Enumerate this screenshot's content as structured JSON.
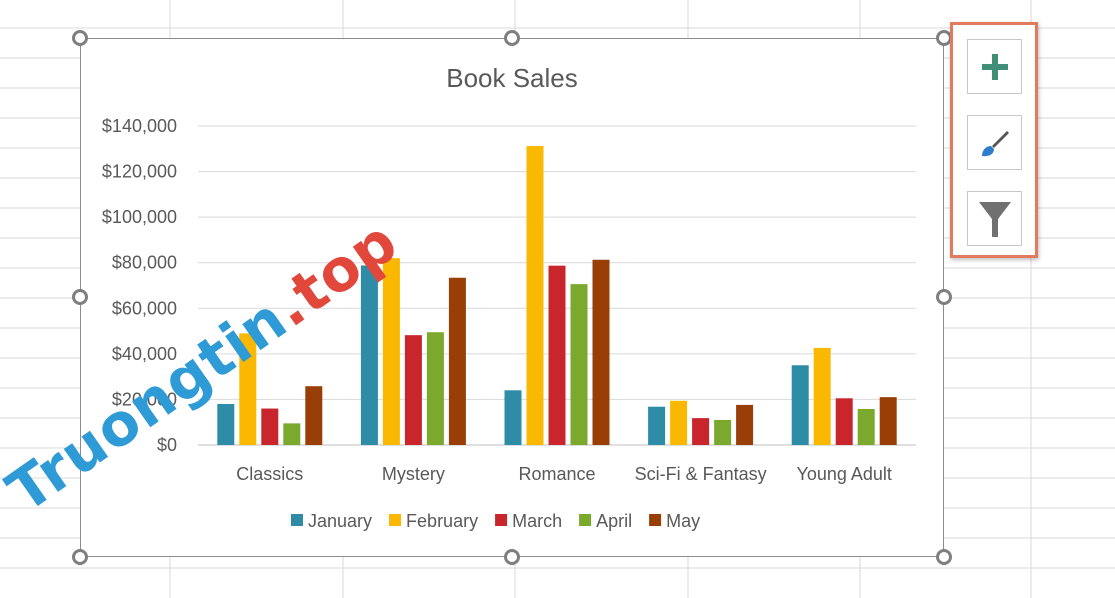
{
  "sheet": {
    "grid_color": "#d9d9d9"
  },
  "chart_tools": {
    "highlight_color": "#e27b5d",
    "buttons": [
      {
        "name": "chart-elements-button",
        "icon": "plus-icon"
      },
      {
        "name": "chart-styles-button",
        "icon": "paintbrush-icon"
      },
      {
        "name": "chart-filters-button",
        "icon": "funnel-icon"
      }
    ]
  },
  "watermark": {
    "part_a": "Truongtin",
    "part_b": ".top"
  },
  "chart_data": {
    "type": "bar",
    "title": "Book Sales",
    "xlabel": "",
    "ylabel": "",
    "categories": [
      "Classics",
      "Mystery",
      "Romance",
      "Sci-Fi & Fantasy",
      "Young Adult"
    ],
    "ylim": [
      0,
      140000
    ],
    "yticks": [
      0,
      20000,
      40000,
      60000,
      80000,
      100000,
      120000,
      140000
    ],
    "ytick_labels": [
      "$0",
      "$20,000",
      "$40,000",
      "$60,000",
      "$80,000",
      "$100,000",
      "$120,000",
      "$140,000"
    ],
    "grid": true,
    "legend_position": "bottom",
    "series": [
      {
        "name": "January",
        "color": "#2e8ca6",
        "values": [
          18000,
          78800,
          24000,
          16800,
          35000
        ]
      },
      {
        "name": "February",
        "color": "#fbb800",
        "values": [
          49000,
          82000,
          131200,
          19400,
          42600
        ]
      },
      {
        "name": "March",
        "color": "#c9252c",
        "values": [
          16000,
          48200,
          78700,
          11800,
          20500
        ]
      },
      {
        "name": "April",
        "color": "#7ba92d",
        "values": [
          9500,
          49500,
          70600,
          11000,
          15800
        ]
      },
      {
        "name": "May",
        "color": "#983e06",
        "values": [
          25800,
          73400,
          81300,
          17600,
          21000
        ]
      }
    ]
  }
}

* **AIM OF THE TASK**: Give nothing but the count of lines in the listing above that hold the string "name".

* **THE OUTPUT**: 8